Work through the entries that follow and state how many lines contain the word "letter". Only the number is wanted.

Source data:

= = = = = = =

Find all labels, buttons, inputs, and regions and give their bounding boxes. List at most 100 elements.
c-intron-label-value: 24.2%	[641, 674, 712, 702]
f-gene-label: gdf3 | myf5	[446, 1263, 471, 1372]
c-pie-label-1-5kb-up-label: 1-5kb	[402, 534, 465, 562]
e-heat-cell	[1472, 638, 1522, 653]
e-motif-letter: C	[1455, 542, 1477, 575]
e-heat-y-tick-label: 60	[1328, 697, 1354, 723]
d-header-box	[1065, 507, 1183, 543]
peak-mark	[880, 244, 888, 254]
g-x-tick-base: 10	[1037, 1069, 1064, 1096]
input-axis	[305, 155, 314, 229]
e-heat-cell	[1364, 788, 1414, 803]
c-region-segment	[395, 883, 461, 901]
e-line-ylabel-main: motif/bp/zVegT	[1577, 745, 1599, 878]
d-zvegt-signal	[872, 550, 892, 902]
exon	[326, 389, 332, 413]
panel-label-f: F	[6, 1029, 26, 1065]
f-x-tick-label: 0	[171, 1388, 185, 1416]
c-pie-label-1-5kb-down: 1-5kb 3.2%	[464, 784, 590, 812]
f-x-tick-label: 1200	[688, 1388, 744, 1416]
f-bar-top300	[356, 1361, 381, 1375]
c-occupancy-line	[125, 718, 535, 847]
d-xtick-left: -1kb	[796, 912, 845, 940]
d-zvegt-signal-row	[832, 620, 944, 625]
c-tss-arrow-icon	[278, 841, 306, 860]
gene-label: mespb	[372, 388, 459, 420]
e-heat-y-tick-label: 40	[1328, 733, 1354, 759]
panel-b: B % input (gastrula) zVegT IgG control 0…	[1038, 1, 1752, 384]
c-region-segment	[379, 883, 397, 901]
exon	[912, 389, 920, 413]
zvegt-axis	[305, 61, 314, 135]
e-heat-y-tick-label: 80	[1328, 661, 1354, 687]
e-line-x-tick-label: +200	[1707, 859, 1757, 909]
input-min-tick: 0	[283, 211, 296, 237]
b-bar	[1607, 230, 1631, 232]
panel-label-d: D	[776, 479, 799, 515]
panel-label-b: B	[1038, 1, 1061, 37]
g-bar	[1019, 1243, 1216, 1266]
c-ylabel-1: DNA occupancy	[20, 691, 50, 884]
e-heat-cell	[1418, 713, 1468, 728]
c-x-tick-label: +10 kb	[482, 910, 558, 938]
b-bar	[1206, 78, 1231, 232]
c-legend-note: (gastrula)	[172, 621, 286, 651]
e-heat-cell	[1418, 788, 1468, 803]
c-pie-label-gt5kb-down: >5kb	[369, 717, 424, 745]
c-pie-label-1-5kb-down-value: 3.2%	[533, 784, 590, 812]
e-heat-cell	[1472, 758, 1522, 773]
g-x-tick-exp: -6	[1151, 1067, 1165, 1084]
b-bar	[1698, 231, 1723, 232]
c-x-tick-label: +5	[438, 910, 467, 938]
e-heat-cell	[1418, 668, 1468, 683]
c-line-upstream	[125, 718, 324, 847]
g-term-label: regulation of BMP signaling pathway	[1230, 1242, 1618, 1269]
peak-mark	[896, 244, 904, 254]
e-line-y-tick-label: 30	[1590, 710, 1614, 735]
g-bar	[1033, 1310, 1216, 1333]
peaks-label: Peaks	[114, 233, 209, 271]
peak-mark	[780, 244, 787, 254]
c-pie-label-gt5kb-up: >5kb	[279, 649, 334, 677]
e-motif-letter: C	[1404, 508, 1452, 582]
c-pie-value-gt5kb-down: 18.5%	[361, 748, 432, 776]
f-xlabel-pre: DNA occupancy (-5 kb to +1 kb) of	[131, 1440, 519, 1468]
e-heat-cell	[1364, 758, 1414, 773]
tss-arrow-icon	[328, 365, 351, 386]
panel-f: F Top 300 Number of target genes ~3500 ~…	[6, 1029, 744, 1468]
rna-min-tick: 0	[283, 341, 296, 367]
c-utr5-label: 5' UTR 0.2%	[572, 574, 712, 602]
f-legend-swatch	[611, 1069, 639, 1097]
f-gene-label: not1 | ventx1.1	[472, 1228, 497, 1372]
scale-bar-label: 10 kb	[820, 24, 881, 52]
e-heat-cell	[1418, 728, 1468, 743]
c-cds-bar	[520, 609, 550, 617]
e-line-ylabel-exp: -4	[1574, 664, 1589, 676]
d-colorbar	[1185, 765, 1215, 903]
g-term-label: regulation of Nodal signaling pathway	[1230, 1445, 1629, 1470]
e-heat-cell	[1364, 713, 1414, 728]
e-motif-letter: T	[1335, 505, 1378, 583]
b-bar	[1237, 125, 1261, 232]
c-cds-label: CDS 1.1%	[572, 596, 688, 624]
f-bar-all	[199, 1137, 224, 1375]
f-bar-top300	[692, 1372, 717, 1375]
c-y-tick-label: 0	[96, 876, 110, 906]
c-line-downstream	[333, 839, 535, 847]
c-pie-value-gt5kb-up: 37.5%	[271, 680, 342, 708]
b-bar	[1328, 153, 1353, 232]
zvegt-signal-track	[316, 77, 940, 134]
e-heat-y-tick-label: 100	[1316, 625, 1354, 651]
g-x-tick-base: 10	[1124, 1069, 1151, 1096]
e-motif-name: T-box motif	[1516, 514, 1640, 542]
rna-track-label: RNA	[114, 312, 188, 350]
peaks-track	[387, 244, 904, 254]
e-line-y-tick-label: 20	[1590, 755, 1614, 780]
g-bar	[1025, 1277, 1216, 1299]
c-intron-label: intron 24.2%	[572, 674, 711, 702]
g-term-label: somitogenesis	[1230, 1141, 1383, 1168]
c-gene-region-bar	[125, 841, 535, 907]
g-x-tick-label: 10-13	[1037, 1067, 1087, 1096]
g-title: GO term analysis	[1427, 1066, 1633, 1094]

= = = = = = =

== Answer area ==
3